Challenge.
Look through the records below and collect all lines that hold the string "ylabel".

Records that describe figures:
>> start

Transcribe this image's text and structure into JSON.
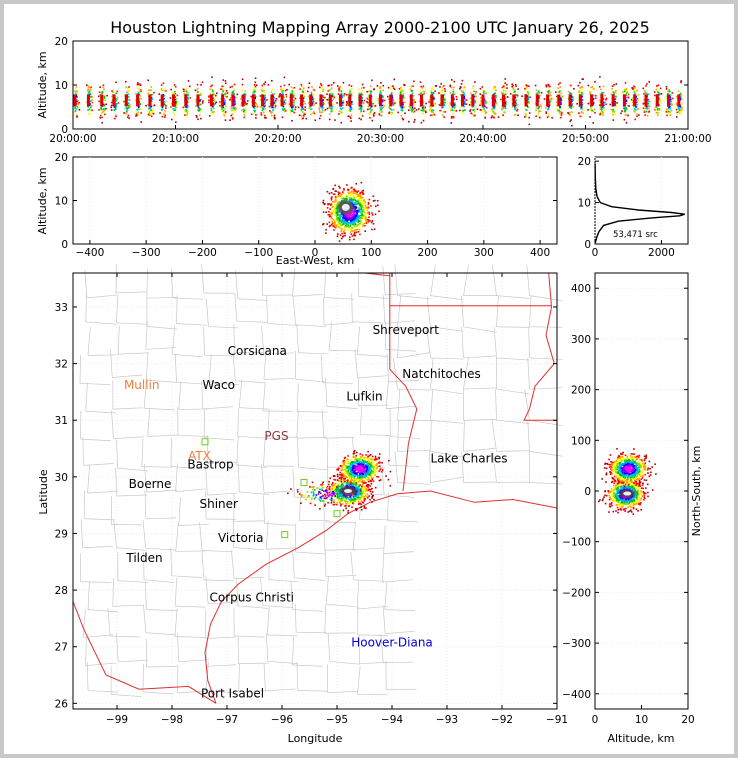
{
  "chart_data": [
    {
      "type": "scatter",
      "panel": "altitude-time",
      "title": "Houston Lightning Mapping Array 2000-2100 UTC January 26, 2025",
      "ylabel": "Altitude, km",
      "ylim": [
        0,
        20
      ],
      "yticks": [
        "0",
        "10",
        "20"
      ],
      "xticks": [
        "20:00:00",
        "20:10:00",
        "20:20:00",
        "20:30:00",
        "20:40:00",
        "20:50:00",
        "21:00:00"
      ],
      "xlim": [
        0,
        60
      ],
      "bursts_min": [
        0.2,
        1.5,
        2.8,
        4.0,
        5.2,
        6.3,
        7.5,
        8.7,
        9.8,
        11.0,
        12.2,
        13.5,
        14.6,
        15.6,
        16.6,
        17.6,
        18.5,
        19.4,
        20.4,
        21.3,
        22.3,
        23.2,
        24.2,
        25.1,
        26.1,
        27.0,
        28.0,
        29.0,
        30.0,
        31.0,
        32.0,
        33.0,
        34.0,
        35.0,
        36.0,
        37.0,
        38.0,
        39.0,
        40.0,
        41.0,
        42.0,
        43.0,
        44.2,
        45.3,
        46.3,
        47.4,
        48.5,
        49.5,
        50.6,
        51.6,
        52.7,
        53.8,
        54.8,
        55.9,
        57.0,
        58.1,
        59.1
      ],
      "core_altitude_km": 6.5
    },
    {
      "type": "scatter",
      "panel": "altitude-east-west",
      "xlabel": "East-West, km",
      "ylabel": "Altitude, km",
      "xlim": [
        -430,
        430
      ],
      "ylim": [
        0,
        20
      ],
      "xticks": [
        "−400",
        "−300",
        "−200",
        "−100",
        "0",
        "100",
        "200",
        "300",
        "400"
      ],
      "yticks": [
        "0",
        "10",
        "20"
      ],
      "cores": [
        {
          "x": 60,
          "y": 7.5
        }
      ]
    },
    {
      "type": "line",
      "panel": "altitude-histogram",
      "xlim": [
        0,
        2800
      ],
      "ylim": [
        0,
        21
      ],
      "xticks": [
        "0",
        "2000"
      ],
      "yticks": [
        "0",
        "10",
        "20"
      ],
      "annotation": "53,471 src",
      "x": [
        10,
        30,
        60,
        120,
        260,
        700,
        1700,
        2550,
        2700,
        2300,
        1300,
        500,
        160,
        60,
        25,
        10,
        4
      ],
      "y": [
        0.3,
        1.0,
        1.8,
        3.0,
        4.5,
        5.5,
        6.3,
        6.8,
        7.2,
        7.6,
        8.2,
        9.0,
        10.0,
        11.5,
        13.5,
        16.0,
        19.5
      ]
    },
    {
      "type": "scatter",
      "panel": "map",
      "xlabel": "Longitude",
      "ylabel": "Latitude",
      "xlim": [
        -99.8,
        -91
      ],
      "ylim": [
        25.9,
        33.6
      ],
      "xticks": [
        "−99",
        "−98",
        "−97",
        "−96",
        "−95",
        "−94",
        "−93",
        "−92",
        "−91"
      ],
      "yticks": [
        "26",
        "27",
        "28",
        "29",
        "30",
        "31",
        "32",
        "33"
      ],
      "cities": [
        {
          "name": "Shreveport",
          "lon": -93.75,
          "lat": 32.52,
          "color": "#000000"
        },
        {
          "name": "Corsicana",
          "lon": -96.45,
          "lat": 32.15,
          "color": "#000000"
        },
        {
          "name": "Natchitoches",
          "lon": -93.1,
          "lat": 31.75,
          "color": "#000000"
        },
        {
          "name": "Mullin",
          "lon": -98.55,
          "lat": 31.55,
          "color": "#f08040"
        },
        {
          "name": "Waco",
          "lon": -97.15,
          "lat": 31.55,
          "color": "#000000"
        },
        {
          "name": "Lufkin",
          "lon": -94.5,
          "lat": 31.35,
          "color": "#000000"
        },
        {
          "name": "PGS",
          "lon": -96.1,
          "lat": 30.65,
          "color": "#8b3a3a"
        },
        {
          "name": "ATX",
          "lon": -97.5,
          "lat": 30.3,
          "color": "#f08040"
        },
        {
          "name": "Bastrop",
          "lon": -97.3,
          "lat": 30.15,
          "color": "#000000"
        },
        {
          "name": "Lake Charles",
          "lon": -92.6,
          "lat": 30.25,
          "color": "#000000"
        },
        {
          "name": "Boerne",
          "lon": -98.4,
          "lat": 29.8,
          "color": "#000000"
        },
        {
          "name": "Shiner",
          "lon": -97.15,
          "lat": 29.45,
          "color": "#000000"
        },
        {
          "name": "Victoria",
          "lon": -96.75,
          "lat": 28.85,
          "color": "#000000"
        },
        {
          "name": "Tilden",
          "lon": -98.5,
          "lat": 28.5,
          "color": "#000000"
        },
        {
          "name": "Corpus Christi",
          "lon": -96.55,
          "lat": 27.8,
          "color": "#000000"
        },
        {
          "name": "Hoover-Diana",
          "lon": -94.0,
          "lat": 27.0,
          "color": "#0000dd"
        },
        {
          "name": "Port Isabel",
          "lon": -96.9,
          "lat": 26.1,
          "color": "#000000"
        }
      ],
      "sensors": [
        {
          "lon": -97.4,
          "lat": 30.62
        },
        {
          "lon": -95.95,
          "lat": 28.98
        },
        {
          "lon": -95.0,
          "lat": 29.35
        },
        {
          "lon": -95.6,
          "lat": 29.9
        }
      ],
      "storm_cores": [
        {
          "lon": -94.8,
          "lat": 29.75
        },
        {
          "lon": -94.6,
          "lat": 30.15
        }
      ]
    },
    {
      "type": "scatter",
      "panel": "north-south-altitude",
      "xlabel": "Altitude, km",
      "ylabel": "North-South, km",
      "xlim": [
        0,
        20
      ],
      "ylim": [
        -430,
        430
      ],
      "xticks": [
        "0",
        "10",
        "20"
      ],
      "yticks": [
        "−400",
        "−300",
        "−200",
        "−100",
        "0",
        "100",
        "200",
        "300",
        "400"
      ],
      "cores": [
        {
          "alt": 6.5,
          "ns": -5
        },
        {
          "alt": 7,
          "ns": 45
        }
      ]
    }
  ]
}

>> end

Correct output.
      "ylabel": "Altitude, km",
      "ylabel": "Altitude, km",
      "ylabel": "Latitude",
      "ylabel": "North-South, km",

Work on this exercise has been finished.